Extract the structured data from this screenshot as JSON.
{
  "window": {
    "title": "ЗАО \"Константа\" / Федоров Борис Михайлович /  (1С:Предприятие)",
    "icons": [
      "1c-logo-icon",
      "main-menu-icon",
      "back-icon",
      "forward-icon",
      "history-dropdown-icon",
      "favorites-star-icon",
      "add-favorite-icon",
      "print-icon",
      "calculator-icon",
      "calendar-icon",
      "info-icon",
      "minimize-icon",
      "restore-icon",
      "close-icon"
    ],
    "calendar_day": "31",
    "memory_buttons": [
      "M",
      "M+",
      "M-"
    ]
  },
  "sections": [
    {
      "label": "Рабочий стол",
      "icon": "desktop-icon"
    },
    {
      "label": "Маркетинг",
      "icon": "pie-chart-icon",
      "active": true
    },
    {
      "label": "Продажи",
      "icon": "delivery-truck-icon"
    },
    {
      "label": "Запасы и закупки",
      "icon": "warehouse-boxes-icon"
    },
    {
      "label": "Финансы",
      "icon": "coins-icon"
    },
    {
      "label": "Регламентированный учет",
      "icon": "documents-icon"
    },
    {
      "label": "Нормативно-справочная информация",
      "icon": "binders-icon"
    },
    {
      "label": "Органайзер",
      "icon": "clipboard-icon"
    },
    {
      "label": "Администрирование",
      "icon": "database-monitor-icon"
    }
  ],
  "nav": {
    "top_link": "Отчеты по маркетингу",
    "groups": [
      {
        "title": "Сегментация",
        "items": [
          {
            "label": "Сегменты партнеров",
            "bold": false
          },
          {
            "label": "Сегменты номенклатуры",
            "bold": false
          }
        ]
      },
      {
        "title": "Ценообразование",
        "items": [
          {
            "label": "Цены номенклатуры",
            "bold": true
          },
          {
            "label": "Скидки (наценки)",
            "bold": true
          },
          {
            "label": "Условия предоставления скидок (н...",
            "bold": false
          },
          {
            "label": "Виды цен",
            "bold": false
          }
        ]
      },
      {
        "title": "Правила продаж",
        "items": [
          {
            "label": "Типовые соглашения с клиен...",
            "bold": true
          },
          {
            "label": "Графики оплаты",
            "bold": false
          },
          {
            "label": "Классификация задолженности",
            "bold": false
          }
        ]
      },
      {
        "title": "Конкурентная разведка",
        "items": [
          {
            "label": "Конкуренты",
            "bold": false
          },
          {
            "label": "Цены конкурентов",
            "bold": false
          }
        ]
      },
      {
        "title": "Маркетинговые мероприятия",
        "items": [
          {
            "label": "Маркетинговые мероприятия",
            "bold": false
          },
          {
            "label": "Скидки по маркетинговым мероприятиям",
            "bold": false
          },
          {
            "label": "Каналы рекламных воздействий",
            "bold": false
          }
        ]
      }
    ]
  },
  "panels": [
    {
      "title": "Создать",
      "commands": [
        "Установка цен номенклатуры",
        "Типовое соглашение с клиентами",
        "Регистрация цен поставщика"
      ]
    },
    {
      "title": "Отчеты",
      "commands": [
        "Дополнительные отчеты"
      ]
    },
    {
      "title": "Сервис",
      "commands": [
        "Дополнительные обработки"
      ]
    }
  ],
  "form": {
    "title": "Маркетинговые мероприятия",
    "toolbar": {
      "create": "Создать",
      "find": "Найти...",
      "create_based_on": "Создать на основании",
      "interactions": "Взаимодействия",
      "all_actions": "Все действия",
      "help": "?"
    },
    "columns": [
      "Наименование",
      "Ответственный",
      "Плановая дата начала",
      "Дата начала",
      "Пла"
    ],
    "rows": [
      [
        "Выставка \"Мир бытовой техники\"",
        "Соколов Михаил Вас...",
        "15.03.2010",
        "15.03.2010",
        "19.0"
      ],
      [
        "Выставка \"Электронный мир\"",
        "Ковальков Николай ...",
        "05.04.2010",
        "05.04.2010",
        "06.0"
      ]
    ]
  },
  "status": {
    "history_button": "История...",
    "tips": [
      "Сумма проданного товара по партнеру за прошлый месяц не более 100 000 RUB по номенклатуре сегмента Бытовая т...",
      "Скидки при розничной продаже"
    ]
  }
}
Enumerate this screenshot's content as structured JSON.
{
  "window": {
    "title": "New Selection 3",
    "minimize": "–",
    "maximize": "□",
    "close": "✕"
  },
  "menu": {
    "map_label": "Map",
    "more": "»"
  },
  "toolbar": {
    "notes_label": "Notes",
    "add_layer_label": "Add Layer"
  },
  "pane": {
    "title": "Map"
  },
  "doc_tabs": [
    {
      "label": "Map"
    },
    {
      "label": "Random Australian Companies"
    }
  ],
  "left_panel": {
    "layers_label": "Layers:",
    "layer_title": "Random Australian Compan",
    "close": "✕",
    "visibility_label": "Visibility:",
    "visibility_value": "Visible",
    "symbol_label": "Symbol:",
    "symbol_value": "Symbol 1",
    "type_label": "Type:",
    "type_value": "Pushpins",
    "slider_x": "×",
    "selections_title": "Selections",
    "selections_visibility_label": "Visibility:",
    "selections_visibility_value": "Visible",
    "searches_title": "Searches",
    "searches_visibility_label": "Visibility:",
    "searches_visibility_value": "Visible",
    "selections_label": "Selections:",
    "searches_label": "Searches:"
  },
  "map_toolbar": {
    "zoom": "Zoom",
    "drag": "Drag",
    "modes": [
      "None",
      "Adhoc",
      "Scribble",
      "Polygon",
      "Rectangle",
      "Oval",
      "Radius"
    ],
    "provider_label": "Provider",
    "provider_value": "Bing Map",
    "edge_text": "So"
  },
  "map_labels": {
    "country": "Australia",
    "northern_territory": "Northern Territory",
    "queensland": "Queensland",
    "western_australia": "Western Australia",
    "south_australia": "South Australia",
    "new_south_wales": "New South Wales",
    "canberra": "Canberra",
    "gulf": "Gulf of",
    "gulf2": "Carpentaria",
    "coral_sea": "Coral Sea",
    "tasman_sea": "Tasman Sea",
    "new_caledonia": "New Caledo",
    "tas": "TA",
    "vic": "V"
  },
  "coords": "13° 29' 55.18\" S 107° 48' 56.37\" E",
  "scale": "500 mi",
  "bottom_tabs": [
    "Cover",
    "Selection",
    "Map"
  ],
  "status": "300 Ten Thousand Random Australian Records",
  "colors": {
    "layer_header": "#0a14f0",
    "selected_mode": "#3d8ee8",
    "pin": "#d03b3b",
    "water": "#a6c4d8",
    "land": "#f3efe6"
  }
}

_WHAT IS NEEDED_
For the listing above, identify each line bearing "status".

_ANSWER FOR THE TASK_
  "status": {
  "status": "300 Ten Thousand Random Australian Records",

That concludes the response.